# [DATA SHOWN]
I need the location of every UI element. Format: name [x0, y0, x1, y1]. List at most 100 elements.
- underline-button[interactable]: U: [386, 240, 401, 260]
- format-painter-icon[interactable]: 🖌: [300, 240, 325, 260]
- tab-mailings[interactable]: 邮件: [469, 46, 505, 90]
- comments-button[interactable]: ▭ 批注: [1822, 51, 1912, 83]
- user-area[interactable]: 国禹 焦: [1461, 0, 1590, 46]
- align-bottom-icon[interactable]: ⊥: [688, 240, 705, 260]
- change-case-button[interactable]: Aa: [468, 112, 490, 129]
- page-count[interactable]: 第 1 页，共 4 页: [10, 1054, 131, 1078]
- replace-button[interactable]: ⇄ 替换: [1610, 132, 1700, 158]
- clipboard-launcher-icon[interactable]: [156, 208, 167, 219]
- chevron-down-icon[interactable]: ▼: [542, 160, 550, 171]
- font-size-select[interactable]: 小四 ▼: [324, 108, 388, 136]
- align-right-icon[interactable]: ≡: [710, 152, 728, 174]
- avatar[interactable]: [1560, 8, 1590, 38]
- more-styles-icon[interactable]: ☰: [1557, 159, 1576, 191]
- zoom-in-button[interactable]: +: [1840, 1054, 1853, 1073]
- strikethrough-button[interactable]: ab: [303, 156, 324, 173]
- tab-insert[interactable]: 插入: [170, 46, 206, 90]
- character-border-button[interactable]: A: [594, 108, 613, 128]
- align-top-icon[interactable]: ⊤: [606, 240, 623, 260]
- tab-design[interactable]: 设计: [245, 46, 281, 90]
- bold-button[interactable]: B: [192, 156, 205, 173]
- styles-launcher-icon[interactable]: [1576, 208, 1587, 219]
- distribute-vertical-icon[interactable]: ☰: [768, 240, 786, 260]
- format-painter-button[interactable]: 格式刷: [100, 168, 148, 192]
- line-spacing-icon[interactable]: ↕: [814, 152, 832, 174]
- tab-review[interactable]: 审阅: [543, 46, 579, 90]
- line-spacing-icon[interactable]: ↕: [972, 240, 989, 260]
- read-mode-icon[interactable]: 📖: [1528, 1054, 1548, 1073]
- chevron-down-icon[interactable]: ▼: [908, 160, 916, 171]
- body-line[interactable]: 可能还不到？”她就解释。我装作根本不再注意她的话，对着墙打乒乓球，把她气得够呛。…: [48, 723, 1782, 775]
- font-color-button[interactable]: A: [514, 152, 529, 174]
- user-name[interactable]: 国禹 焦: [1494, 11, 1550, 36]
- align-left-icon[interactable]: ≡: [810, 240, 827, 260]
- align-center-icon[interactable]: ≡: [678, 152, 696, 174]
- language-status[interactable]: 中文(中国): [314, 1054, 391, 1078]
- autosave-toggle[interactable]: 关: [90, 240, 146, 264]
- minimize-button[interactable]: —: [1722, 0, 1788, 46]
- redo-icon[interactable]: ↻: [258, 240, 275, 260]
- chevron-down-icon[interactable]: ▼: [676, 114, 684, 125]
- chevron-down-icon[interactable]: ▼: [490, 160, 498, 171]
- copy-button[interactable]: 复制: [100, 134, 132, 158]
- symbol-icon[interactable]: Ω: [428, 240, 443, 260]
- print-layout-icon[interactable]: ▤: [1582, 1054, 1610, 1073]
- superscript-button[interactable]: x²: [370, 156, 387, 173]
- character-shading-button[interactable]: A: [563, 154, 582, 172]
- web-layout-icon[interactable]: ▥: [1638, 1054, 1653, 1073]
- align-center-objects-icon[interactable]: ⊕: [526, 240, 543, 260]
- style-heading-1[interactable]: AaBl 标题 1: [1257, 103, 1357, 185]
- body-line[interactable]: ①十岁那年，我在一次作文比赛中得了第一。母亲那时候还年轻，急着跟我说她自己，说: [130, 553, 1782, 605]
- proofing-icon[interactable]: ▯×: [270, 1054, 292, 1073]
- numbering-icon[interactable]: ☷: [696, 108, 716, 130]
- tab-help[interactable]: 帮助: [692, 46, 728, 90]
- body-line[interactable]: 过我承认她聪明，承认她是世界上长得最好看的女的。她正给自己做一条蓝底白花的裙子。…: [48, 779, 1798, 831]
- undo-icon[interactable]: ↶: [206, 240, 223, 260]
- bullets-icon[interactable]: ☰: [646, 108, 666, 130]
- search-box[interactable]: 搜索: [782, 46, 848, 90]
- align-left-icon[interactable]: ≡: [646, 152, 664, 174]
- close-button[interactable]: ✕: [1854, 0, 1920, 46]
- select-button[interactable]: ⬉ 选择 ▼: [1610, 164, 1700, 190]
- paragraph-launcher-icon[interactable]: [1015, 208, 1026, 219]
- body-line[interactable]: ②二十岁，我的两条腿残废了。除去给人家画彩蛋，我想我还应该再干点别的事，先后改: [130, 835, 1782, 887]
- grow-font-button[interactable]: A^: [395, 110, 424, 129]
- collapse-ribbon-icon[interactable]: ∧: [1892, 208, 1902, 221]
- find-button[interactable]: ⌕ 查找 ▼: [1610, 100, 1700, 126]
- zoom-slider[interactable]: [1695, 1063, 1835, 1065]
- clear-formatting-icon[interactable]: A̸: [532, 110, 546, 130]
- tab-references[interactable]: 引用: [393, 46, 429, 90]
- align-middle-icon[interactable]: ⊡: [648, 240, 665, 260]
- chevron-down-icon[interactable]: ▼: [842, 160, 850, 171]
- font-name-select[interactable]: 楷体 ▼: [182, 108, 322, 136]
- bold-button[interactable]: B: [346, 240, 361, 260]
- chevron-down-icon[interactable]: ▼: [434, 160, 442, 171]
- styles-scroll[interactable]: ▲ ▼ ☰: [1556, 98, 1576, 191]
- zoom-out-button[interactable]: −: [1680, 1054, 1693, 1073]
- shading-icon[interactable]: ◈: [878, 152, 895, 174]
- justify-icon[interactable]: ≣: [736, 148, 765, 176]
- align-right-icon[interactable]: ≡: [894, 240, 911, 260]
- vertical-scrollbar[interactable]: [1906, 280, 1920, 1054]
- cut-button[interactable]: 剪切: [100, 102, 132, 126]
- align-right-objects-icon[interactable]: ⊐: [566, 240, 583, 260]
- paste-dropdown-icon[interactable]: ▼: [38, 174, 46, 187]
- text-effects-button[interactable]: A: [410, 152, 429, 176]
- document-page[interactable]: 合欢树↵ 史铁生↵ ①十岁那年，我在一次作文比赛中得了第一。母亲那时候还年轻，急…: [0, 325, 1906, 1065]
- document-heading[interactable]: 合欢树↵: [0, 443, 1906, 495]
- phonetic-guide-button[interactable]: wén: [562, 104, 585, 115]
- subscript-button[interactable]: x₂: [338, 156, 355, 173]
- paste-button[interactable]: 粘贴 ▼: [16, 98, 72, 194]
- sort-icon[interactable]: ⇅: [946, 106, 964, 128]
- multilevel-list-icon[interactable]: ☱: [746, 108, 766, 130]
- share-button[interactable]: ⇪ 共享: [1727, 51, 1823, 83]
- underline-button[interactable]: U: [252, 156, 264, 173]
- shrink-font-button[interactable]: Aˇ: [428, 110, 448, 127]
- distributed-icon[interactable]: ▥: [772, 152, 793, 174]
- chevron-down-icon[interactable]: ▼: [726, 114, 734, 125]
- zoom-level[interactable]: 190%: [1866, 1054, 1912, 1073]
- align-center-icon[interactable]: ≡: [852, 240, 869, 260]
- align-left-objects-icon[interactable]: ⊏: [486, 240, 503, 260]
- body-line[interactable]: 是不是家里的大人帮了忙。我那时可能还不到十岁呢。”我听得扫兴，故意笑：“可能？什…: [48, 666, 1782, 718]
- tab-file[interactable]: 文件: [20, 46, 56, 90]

# [SHORT EXERCISE]
Copy the rows above word for word, starting at the first row and ending with the row that contains "- more-styles-icon[interactable]: ☰: [1557, 159, 1576, 191]".

# [COMPLETE ANSWER]
I need the location of every UI element. Format: name [x0, y0, x1, y1]. List at most 100 elements.
- underline-button[interactable]: U: [386, 240, 401, 260]
- format-painter-icon[interactable]: 🖌: [300, 240, 325, 260]
- tab-mailings[interactable]: 邮件: [469, 46, 505, 90]
- comments-button[interactable]: ▭ 批注: [1822, 51, 1912, 83]
- user-area[interactable]: 国禹 焦: [1461, 0, 1590, 46]
- align-bottom-icon[interactable]: ⊥: [688, 240, 705, 260]
- change-case-button[interactable]: Aa: [468, 112, 490, 129]
- page-count[interactable]: 第 1 页，共 4 页: [10, 1054, 131, 1078]
- replace-button[interactable]: ⇄ 替换: [1610, 132, 1700, 158]
- clipboard-launcher-icon[interactable]: [156, 208, 167, 219]
- chevron-down-icon[interactable]: ▼: [542, 160, 550, 171]
- font-size-select[interactable]: 小四 ▼: [324, 108, 388, 136]
- align-right-icon[interactable]: ≡: [710, 152, 728, 174]
- avatar[interactable]: [1560, 8, 1590, 38]
- more-styles-icon[interactable]: ☰: [1557, 159, 1576, 191]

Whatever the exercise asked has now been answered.